[Entries from a dataset]
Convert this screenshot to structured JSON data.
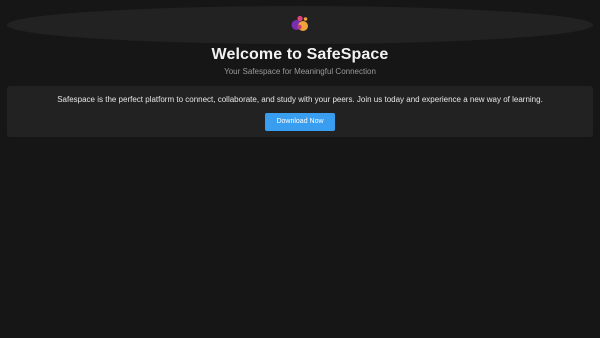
{
  "header": {
    "logo_icon": "safespace-logo-icon",
    "title": "Welcome to SafeSpace",
    "subtitle": "Your Safespace for Meaningful Connection"
  },
  "intro": {
    "description": "Safespace is the perfect platform to connect, collaborate, and study with your peers. Join us today and experience a new way of learning.",
    "download_label": "Download Now"
  },
  "colors": {
    "background": "#161616",
    "card": "#222222",
    "accent": "#3a9ef0",
    "logo_purple": "#7a2fb0",
    "logo_orange": "#f2a23a",
    "logo_pink": "#e0447c"
  }
}
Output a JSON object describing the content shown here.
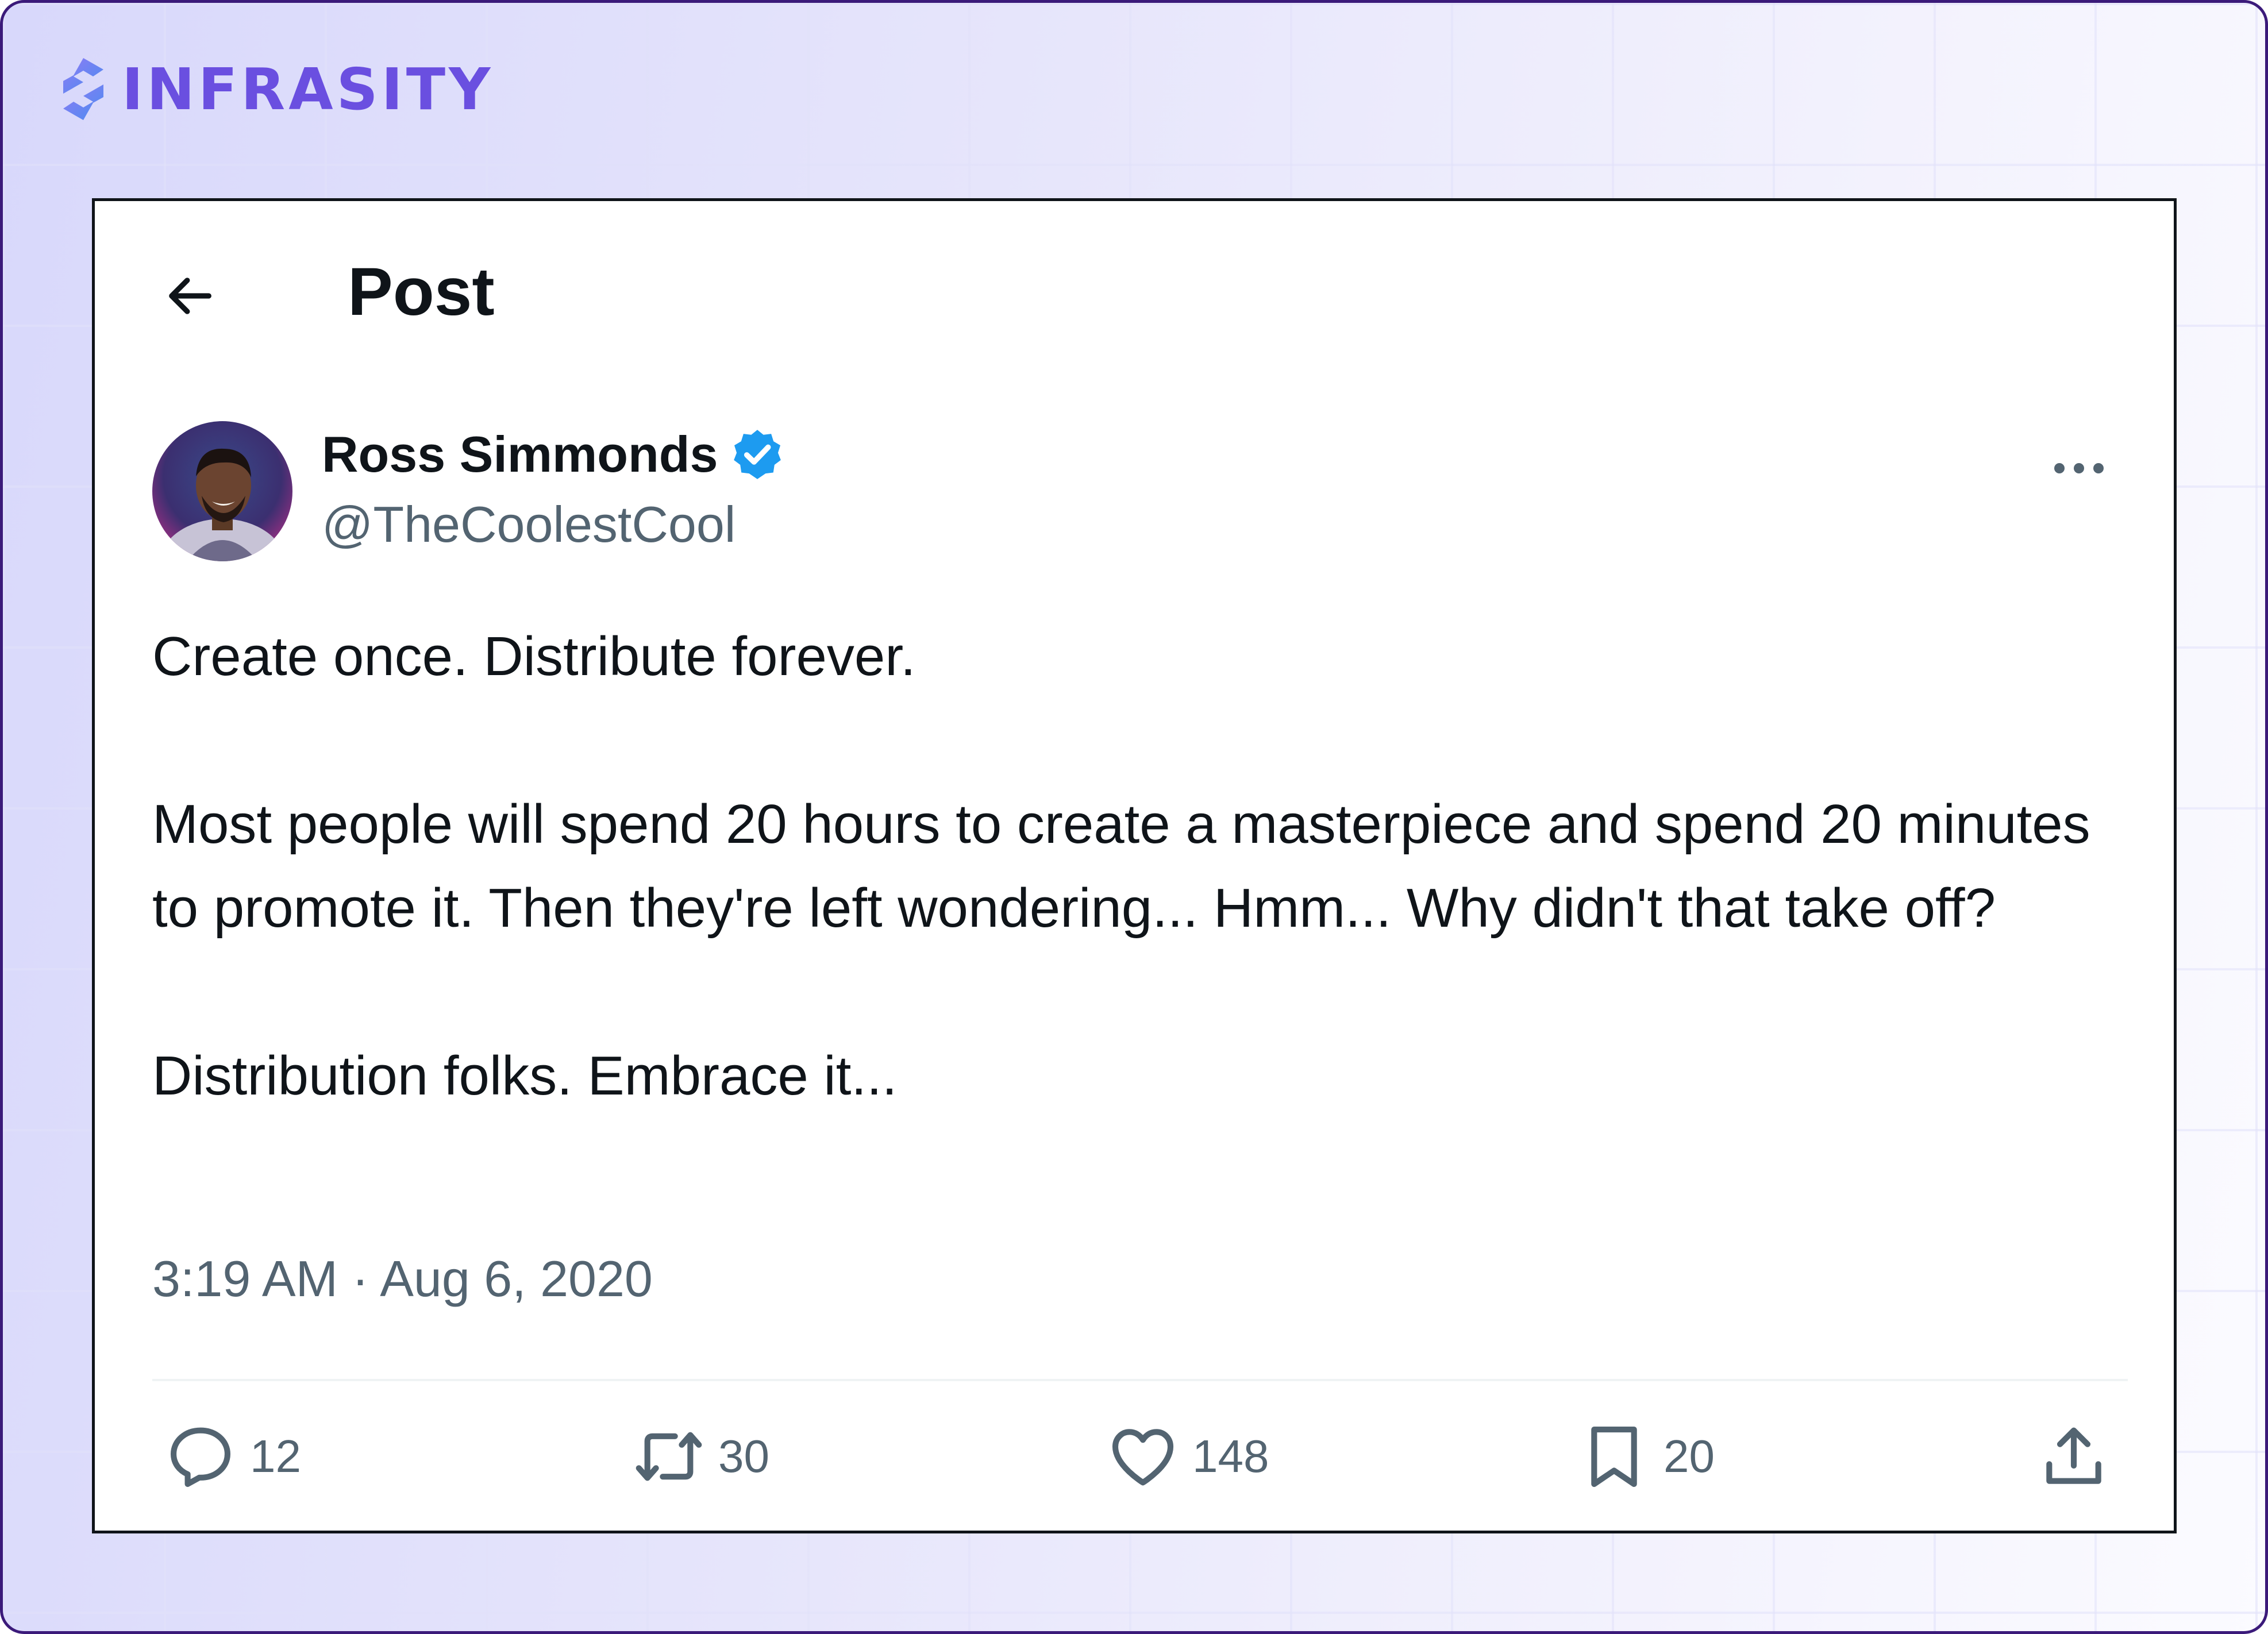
{
  "brand": {
    "name": "INFRASITY",
    "accent": "#6a4fe0"
  },
  "header": {
    "title": "Post"
  },
  "post": {
    "author": {
      "display_name": "Ross Simmonds",
      "handle": "@TheCoolestCool",
      "verified": true
    },
    "paragraphs": [
      "Create once. Distribute forever.",
      "Most people will spend 20 hours to create a masterpiece and spend 20 minutes to promote it. Then they're left wondering... Hmm... Why didn't that take off?",
      "Distribution folks. Embrace it..."
    ],
    "timestamp": "3:19 AM · Aug 6, 2020",
    "actions": {
      "replies": "12",
      "reposts": "30",
      "likes": "148",
      "bookmarks": "20"
    }
  },
  "colors": {
    "text": "#0f1419",
    "secondary_text": "#536471",
    "verified_badge": "#1d9bf0",
    "frame_border": "#3b1a7a"
  },
  "icons": {
    "back": "arrow-left-icon",
    "verified": "verified-badge-icon",
    "more": "more-horizontal-icon",
    "reply": "reply-icon",
    "repost": "repost-icon",
    "like": "heart-icon",
    "bookmark": "bookmark-icon",
    "share": "share-icon"
  }
}
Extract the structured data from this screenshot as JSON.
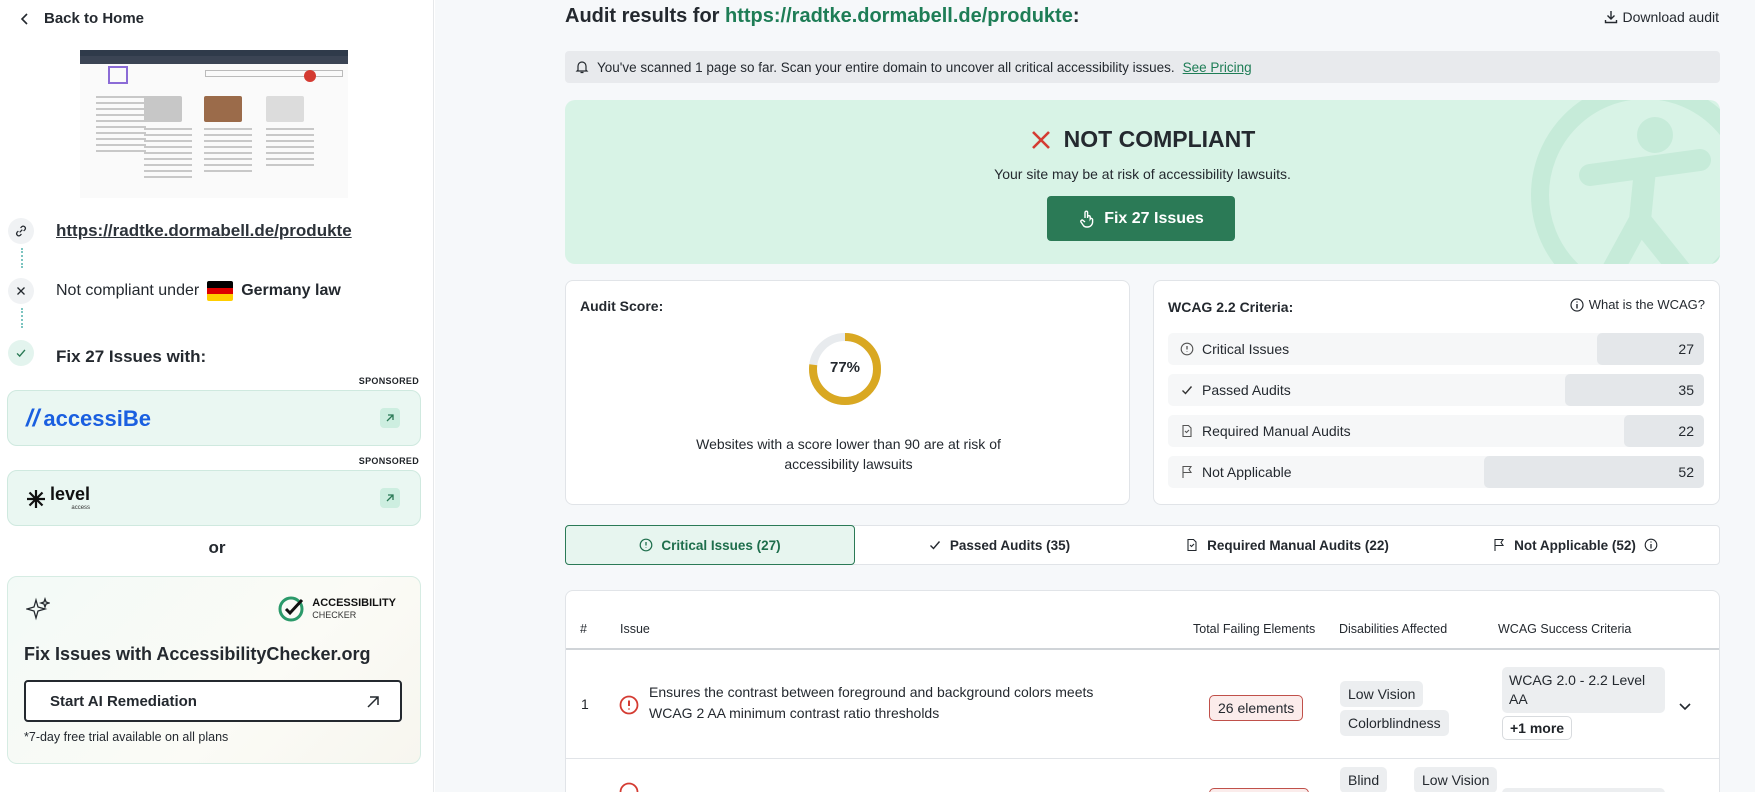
{
  "sidebar": {
    "back_label": "Back to Home",
    "site_url": "https://radtke.dormabell.de/produkte",
    "compliance_prefix": "Not compliant under",
    "compliance_law": "Germany law",
    "fix_with": "Fix 27 Issues with:",
    "sponsored_label": "SPONSORED",
    "vendors": [
      {
        "name": "accessiBe",
        "sponsored": "SPONSORED"
      },
      {
        "name": "level",
        "sub": "access",
        "sponsored": "SPONSORED"
      }
    ],
    "or_label": "or",
    "ac_card": {
      "brand_line1": "ACCESSIBILITY",
      "brand_line2": "CHECKER",
      "title": "Fix Issues with AccessibilityChecker.org",
      "button": "Start AI Remediation",
      "note": "*7-day free trial available on all plans"
    }
  },
  "header": {
    "title_prefix": "Audit results for",
    "url": "https://radtke.dormabell.de/produkte",
    "colon": ":",
    "download": "Download audit"
  },
  "notice": {
    "text": "You've scanned 1 page so far. Scan your entire domain to uncover all critical accessibility issues.",
    "link": "See Pricing"
  },
  "hero": {
    "status": "NOT COMPLIANT",
    "risk": "Your site may be at risk of accessibility lawsuits.",
    "fix_button": "Fix 27 Issues"
  },
  "score": {
    "label": "Audit Score:",
    "value": "77%",
    "percent": 77,
    "note": "Websites with a score lower than 90 are at risk of accessibility lawsuits"
  },
  "wcag": {
    "label": "WCAG 2.2 Criteria:",
    "link": "What is the WCAG?",
    "rows": [
      {
        "label": "Critical Issues",
        "count": "27",
        "icon": "alert-circle-icon",
        "fill": 0.2
      },
      {
        "label": "Passed Audits",
        "count": "35",
        "icon": "check-icon",
        "fill": 0.26
      },
      {
        "label": "Required Manual Audits",
        "count": "22",
        "icon": "document-icon",
        "fill": 0.15
      },
      {
        "label": "Not Applicable",
        "count": "52",
        "icon": "flag-icon",
        "fill": 0.41
      }
    ]
  },
  "tabs": [
    {
      "label": "Critical Issues (27)",
      "active": true
    },
    {
      "label": "Passed Audits (35)"
    },
    {
      "label": "Required Manual Audits (22)"
    },
    {
      "label": "Not Applicable (52)"
    }
  ],
  "table": {
    "headers": {
      "num": "#",
      "issue": "Issue",
      "failing": "Total Failing Elements",
      "disabilities": "Disabilities Affected",
      "wcag": "WCAG Success Criteria"
    },
    "rows": [
      {
        "num": "1",
        "issue": "Ensures the contrast between foreground and background colors meets WCAG 2 AA minimum contrast ratio thresholds",
        "failing": "26 elements",
        "disabilities": [
          "Low Vision",
          "Colorblindness"
        ],
        "wcag": "WCAG 2.0 - 2.2 Level AA",
        "more": "+1 more"
      },
      {
        "disabilities": [
          "Blind",
          "Low Vision"
        ]
      }
    ]
  },
  "colors": {
    "brand_green": "#2b7a56",
    "url_green": "#1e7d56",
    "hero_bg": "#d8f3e6",
    "error_red": "#d43b32",
    "gauge_gold": "#d9a822"
  }
}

**What is expected:** Count the lines in the material above where the string "Applicable" appears, then state only that count.

**Complete answer:** 2